- EXERCISE TASK
Type out the complete listing below word for word, without its pictures.

- INFORMATION GIVEN
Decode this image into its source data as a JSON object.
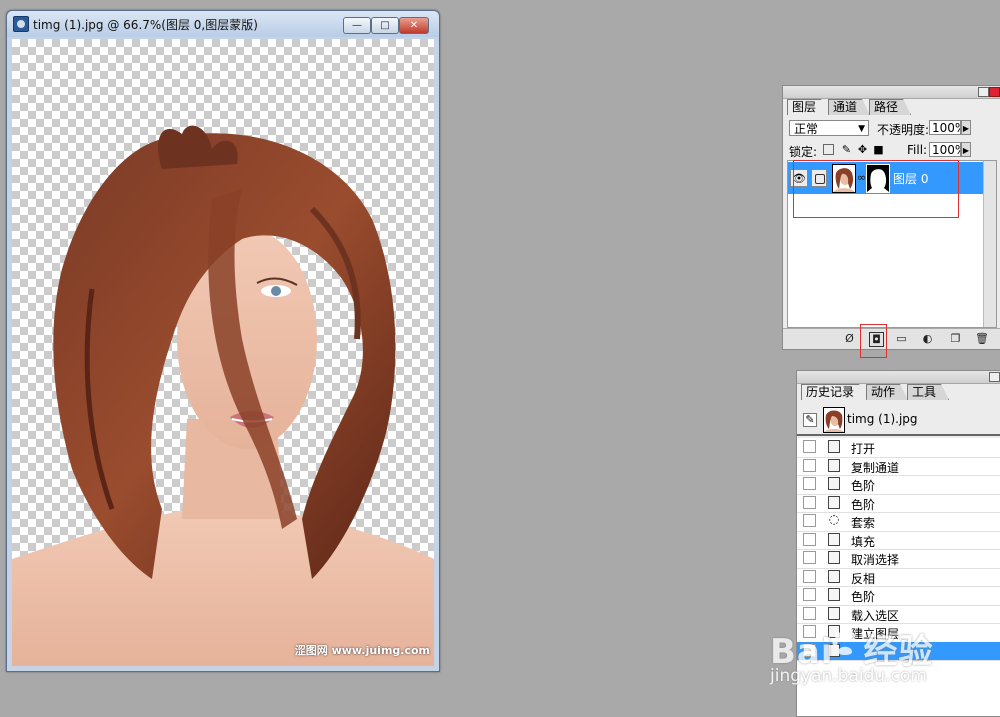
{
  "document_window": {
    "title": "timg (1).jpg @ 66.7%(图层 0,图层蒙版)",
    "minimize_symbol": "—",
    "maximize_symbol": "□",
    "close_symbol": "✕",
    "watermark": "涩图网 www.juimg.com"
  },
  "layers_panel": {
    "tabs": [
      {
        "label": "图层",
        "active": true
      },
      {
        "label": "通道",
        "active": false
      },
      {
        "label": "路径",
        "active": false
      }
    ],
    "blend_mode": "正常",
    "opacity_label": "不透明度:",
    "opacity_value": "100%",
    "lock_label": "锁定:",
    "fill_label": "Fill:",
    "fill_value": "100%",
    "layer": {
      "name": "图层 0",
      "eye_icon": "👁",
      "chain_icon": "∞"
    },
    "bottom_icons": [
      "link-layers-icon",
      "add-mask-icon",
      "new-group-icon",
      "adjustment-layer-icon",
      "new-layer-icon",
      "trash-icon"
    ],
    "accent_color": "#3399ff",
    "highlight_color": "#e03030"
  },
  "history_panel": {
    "tabs": [
      {
        "label": "历史记录",
        "active": true
      },
      {
        "label": "动作",
        "active": false
      },
      {
        "label": "工具",
        "active": false
      }
    ],
    "snapshot_name": "timg (1).jpg",
    "items": [
      {
        "label": "打开",
        "selected": false
      },
      {
        "label": "复制通道",
        "selected": false
      },
      {
        "label": "色阶",
        "selected": false
      },
      {
        "label": "色阶",
        "selected": false
      },
      {
        "label": "套索",
        "selected": false
      },
      {
        "label": "填充",
        "selected": false
      },
      {
        "label": "取消选择",
        "selected": false
      },
      {
        "label": "反相",
        "selected": false
      },
      {
        "label": "色阶",
        "selected": false
      },
      {
        "label": "载入选区",
        "selected": false
      },
      {
        "label": "建立图层",
        "selected": false
      },
      {
        "label": "",
        "selected": true
      }
    ]
  },
  "watermark": {
    "logo_left": "Bai",
    "logo_right": "经验",
    "url": "jingyan.baidu.com"
  }
}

- WRITTEN RESPONSE
Decode this image into its source data as a JSON object.
{
  "document_window": {
    "title": "timg (1).jpg @ 66.7%(图层 0,图层蒙版)",
    "minimize_symbol": "—",
    "maximize_symbol": "□",
    "close_symbol": "✕",
    "watermark": "涩图网 www.juimg.com"
  },
  "layers_panel": {
    "tabs": [
      {
        "label": "图层",
        "active": true
      },
      {
        "label": "通道",
        "active": false
      },
      {
        "label": "路径",
        "active": false
      }
    ],
    "blend_mode": "正常",
    "opacity_label": "不透明度:",
    "opacity_value": "100%",
    "lock_label": "锁定:",
    "fill_label": "Fill:",
    "fill_value": "100%",
    "layer": {
      "name": "图层 0",
      "eye_icon": "👁",
      "chain_icon": "∞"
    },
    "bottom_icons": [
      "link-layers-icon",
      "add-mask-icon",
      "new-group-icon",
      "adjustment-layer-icon",
      "new-layer-icon",
      "trash-icon"
    ],
    "accent_color": "#3399ff",
    "highlight_color": "#e03030"
  },
  "history_panel": {
    "tabs": [
      {
        "label": "历史记录",
        "active": true
      },
      {
        "label": "动作",
        "active": false
      },
      {
        "label": "工具",
        "active": false
      }
    ],
    "snapshot_name": "timg (1).jpg",
    "items": [
      {
        "label": "打开",
        "selected": false
      },
      {
        "label": "复制通道",
        "selected": false
      },
      {
        "label": "色阶",
        "selected": false
      },
      {
        "label": "色阶",
        "selected": false
      },
      {
        "label": "套索",
        "selected": false
      },
      {
        "label": "填充",
        "selected": false
      },
      {
        "label": "取消选择",
        "selected": false
      },
      {
        "label": "反相",
        "selected": false
      },
      {
        "label": "色阶",
        "selected": false
      },
      {
        "label": "载入选区",
        "selected": false
      },
      {
        "label": "建立图层",
        "selected": false
      },
      {
        "label": "",
        "selected": true
      }
    ]
  },
  "watermark": {
    "logo_left": "Bai",
    "logo_right": "经验",
    "url": "jingyan.baidu.com"
  }
}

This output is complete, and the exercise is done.